Count the lines that hold the string "start". Reply with the number alone.

EXTRACTED ENTRIES
┌────────

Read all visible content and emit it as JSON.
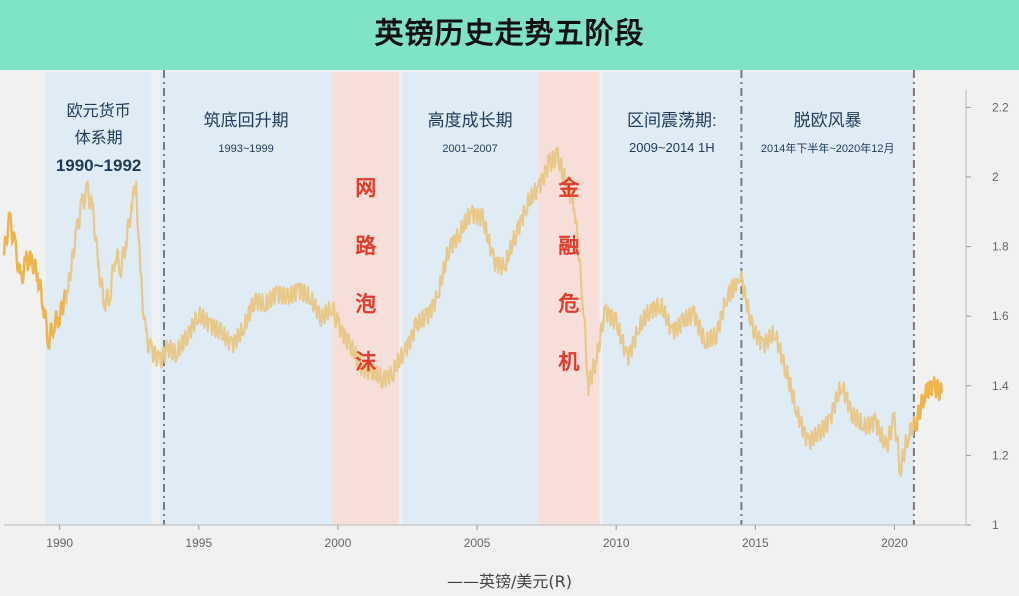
{
  "title": "英镑历史走势五阶段",
  "legend_label": "——英镑/美元(R)",
  "chart_data": {
    "type": "line",
    "series": [
      {
        "name": "英镑/美元(R)",
        "color": "#e8c98a",
        "end_color": "#f0b44a",
        "points": [
          [
            1988.0,
            1.78
          ],
          [
            1988.2,
            1.88
          ],
          [
            1988.4,
            1.8
          ],
          [
            1988.6,
            1.7
          ],
          [
            1988.8,
            1.76
          ],
          [
            1989.0,
            1.76
          ],
          [
            1989.2,
            1.72
          ],
          [
            1989.4,
            1.64
          ],
          [
            1989.6,
            1.53
          ],
          [
            1989.8,
            1.58
          ],
          [
            1990.0,
            1.6
          ],
          [
            1990.3,
            1.68
          ],
          [
            1990.6,
            1.84
          ],
          [
            1990.8,
            1.92
          ],
          [
            1991.0,
            1.96
          ],
          [
            1991.2,
            1.9
          ],
          [
            1991.4,
            1.74
          ],
          [
            1991.6,
            1.64
          ],
          [
            1991.8,
            1.66
          ],
          [
            1992.0,
            1.78
          ],
          [
            1992.2,
            1.74
          ],
          [
            1992.4,
            1.82
          ],
          [
            1992.6,
            1.92
          ],
          [
            1992.75,
            1.98
          ],
          [
            1992.9,
            1.72
          ],
          [
            1993.1,
            1.54
          ],
          [
            1993.3,
            1.5
          ],
          [
            1993.6,
            1.47
          ],
          [
            1993.9,
            1.51
          ],
          [
            1994.2,
            1.49
          ],
          [
            1994.6,
            1.55
          ],
          [
            1995.0,
            1.6
          ],
          [
            1995.4,
            1.58
          ],
          [
            1995.8,
            1.55
          ],
          [
            1996.2,
            1.52
          ],
          [
            1996.6,
            1.56
          ],
          [
            1997.0,
            1.65
          ],
          [
            1997.4,
            1.63
          ],
          [
            1997.8,
            1.67
          ],
          [
            1998.2,
            1.65
          ],
          [
            1998.6,
            1.68
          ],
          [
            1999.0,
            1.65
          ],
          [
            1999.4,
            1.6
          ],
          [
            1999.8,
            1.62
          ],
          [
            2000.0,
            1.58
          ],
          [
            2000.4,
            1.52
          ],
          [
            2000.8,
            1.46
          ],
          [
            2001.2,
            1.44
          ],
          [
            2001.6,
            1.42
          ],
          [
            2002.0,
            1.44
          ],
          [
            2002.4,
            1.5
          ],
          [
            2002.8,
            1.57
          ],
          [
            2003.2,
            1.6
          ],
          [
            2003.6,
            1.66
          ],
          [
            2004.0,
            1.8
          ],
          [
            2004.4,
            1.84
          ],
          [
            2004.8,
            1.9
          ],
          [
            2005.2,
            1.88
          ],
          [
            2005.6,
            1.76
          ],
          [
            2006.0,
            1.74
          ],
          [
            2006.4,
            1.84
          ],
          [
            2006.8,
            1.92
          ],
          [
            2007.2,
            1.97
          ],
          [
            2007.6,
            2.04
          ],
          [
            2007.9,
            2.06
          ],
          [
            2008.2,
            1.98
          ],
          [
            2008.5,
            1.92
          ],
          [
            2008.8,
            1.65
          ],
          [
            2009.0,
            1.4
          ],
          [
            2009.3,
            1.48
          ],
          [
            2009.6,
            1.62
          ],
          [
            2010.0,
            1.58
          ],
          [
            2010.4,
            1.48
          ],
          [
            2010.8,
            1.56
          ],
          [
            2011.2,
            1.62
          ],
          [
            2011.6,
            1.63
          ],
          [
            2012.0,
            1.56
          ],
          [
            2012.4,
            1.58
          ],
          [
            2012.8,
            1.61
          ],
          [
            2013.2,
            1.52
          ],
          [
            2013.6,
            1.55
          ],
          [
            2014.0,
            1.66
          ],
          [
            2014.5,
            1.71
          ],
          [
            2014.9,
            1.56
          ],
          [
            2015.3,
            1.52
          ],
          [
            2015.7,
            1.55
          ],
          [
            2016.1,
            1.45
          ],
          [
            2016.5,
            1.32
          ],
          [
            2016.9,
            1.24
          ],
          [
            2017.3,
            1.26
          ],
          [
            2017.7,
            1.31
          ],
          [
            2018.1,
            1.4
          ],
          [
            2018.5,
            1.32
          ],
          [
            2018.9,
            1.28
          ],
          [
            2019.3,
            1.3
          ],
          [
            2019.7,
            1.22
          ],
          [
            2020.0,
            1.31
          ],
          [
            2020.2,
            1.16
          ],
          [
            2020.5,
            1.26
          ],
          [
            2020.8,
            1.3
          ],
          [
            2021.1,
            1.38
          ],
          [
            2021.4,
            1.4
          ],
          [
            2021.7,
            1.38
          ]
        ]
      }
    ],
    "xlim": [
      1988,
      2022.5
    ],
    "ylim": [
      1,
      2.25
    ],
    "x_ticks": [
      1990,
      1995,
      2000,
      2005,
      2010,
      2015,
      2020
    ],
    "x_tick_labels": [
      "1990",
      "1995",
      "2000",
      "2005",
      "2010",
      "2015",
      "2020"
    ],
    "y_ticks": [
      1,
      1.2,
      1.4,
      1.6,
      1.8,
      2,
      2.2
    ],
    "y_tick_labels": [
      "1",
      "1.2",
      "1.4",
      "1.6",
      "1.8",
      "2",
      "2.2"
    ],
    "y_axis_side": "right",
    "grid": false,
    "vlines": [
      1993.75,
      2014.5,
      2020.7
    ],
    "shaded_regions": [
      {
        "start": 1989.5,
        "end": 1993.3,
        "kind": "phase",
        "color": "#dceaf6",
        "lines": [
          "欧元货币",
          "体系期",
          "1990~1992"
        ]
      },
      {
        "start": 1993.6,
        "end": 1999.8,
        "kind": "phase",
        "color": "#dceaf6",
        "lines": [
          "筑底回升期",
          "1993~1999"
        ]
      },
      {
        "start": 1999.8,
        "end": 2002.2,
        "kind": "crisis",
        "color": "#f7dcd5",
        "lines": [
          "网",
          "路",
          "泡",
          "沫"
        ]
      },
      {
        "start": 2002.3,
        "end": 2007.2,
        "kind": "phase",
        "color": "#dceaf6",
        "lines": [
          "高度成长期",
          "2001~2007"
        ]
      },
      {
        "start": 2007.2,
        "end": 2009.4,
        "kind": "crisis",
        "color": "#f7dcd5",
        "lines": [
          "金",
          "融",
          "危",
          "机"
        ]
      },
      {
        "start": 2009.5,
        "end": 2014.5,
        "kind": "phase",
        "color": "#dceaf6",
        "lines": [
          "区间震荡期:",
          "2009~2014 1H"
        ]
      },
      {
        "start": 2014.5,
        "end": 2020.7,
        "kind": "phase",
        "color": "#dceaf6",
        "lines": [
          "脱欧风暴",
          "2014年下半年~2020年12月"
        ]
      }
    ]
  }
}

└────────

FULL OUTPUT
7